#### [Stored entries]
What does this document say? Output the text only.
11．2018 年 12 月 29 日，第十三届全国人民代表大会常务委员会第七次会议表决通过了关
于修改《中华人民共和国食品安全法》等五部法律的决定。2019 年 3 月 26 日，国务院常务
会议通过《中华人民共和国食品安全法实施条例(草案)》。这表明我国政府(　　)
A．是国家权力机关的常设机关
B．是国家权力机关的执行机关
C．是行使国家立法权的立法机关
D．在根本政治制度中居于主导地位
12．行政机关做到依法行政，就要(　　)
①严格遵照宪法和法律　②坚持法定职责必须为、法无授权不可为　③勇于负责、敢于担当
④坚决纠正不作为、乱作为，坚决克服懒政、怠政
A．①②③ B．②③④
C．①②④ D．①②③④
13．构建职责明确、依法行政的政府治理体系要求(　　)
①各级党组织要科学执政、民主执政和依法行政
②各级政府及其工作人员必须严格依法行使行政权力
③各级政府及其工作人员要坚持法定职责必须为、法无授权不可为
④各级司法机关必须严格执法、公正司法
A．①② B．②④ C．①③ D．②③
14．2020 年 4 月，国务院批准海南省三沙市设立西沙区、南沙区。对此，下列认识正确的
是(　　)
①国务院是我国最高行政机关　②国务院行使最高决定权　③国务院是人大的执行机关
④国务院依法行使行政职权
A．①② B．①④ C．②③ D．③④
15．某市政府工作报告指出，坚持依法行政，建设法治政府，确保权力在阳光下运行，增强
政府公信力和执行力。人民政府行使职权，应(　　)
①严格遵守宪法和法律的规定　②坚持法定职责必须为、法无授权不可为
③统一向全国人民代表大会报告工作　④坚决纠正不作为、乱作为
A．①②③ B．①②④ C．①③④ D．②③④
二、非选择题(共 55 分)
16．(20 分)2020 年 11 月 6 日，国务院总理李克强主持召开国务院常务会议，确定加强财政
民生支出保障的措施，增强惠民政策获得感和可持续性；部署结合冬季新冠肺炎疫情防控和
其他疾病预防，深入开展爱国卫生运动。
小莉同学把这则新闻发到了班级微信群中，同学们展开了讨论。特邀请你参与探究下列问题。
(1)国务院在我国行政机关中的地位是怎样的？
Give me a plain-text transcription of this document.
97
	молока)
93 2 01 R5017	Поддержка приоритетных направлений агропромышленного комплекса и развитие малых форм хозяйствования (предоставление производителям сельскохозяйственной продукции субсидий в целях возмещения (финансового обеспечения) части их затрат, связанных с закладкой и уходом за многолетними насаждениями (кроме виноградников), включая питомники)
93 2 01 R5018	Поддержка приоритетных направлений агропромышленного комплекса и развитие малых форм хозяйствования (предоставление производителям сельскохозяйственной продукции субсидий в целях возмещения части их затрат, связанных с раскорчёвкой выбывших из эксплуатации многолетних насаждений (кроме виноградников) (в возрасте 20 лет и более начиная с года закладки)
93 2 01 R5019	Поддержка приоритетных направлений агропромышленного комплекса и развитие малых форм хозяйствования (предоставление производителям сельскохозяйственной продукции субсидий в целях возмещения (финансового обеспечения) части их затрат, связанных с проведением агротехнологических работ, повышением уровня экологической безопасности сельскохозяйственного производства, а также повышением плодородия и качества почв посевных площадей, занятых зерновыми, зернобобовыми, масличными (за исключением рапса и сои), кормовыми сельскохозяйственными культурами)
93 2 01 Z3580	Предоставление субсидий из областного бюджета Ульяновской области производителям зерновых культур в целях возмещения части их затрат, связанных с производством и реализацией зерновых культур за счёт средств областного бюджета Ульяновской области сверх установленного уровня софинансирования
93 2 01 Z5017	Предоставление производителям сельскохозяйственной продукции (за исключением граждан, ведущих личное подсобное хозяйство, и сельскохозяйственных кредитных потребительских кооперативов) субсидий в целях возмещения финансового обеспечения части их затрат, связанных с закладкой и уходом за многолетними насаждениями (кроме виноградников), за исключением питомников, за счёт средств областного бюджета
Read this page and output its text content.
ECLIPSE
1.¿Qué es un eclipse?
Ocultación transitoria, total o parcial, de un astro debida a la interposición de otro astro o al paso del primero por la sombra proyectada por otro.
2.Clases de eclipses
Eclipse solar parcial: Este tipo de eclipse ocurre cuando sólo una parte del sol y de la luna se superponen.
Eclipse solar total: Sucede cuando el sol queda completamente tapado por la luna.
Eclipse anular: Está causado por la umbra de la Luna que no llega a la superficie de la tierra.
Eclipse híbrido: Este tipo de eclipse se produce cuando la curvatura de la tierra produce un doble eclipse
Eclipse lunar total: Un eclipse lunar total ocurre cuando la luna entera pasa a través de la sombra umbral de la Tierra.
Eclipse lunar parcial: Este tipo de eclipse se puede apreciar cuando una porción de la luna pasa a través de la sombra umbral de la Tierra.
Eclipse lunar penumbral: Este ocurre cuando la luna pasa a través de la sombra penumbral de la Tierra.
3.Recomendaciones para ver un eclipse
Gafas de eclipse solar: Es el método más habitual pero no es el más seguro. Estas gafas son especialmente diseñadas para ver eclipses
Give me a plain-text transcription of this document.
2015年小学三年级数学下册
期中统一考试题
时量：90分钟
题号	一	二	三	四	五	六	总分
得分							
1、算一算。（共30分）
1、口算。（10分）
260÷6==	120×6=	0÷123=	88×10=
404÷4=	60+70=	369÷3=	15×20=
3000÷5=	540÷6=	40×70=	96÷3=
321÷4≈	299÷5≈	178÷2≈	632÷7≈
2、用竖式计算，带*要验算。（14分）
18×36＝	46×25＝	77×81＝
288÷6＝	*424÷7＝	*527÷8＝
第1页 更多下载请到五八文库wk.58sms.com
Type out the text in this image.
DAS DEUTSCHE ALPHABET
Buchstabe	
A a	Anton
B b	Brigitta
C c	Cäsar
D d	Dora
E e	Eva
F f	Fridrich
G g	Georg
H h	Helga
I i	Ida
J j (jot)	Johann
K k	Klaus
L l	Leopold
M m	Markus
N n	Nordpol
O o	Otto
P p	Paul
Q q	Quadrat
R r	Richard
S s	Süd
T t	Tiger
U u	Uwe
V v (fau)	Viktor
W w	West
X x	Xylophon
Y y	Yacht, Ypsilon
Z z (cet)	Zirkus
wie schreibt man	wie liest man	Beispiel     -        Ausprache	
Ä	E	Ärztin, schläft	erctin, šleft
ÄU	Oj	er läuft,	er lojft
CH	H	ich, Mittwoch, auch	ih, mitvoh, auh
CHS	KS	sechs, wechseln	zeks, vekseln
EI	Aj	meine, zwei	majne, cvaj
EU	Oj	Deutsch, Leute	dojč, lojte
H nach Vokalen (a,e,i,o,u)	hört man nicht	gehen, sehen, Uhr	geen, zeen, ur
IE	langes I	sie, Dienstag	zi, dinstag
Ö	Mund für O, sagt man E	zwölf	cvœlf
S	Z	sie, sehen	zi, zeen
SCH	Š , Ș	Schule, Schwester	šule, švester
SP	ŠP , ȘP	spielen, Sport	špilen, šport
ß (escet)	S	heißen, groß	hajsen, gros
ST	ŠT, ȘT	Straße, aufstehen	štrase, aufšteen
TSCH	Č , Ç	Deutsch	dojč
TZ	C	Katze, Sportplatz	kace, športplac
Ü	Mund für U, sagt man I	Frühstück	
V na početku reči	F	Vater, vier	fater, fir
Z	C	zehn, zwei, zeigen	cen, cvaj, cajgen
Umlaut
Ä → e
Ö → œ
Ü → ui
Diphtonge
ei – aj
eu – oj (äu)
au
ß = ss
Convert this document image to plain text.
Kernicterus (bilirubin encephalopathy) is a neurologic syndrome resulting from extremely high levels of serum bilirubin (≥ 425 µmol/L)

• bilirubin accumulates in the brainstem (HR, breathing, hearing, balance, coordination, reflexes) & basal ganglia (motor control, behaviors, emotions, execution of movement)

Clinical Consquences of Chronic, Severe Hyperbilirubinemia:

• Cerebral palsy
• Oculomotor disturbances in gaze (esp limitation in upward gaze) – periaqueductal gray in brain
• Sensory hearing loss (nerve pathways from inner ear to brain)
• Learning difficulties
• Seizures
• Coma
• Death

#### [EXERCISE REQUIREMENTS]
Report how many lines above hold the string "zwei", giving nothing but the number.

#### [FULL RESPONSE]
2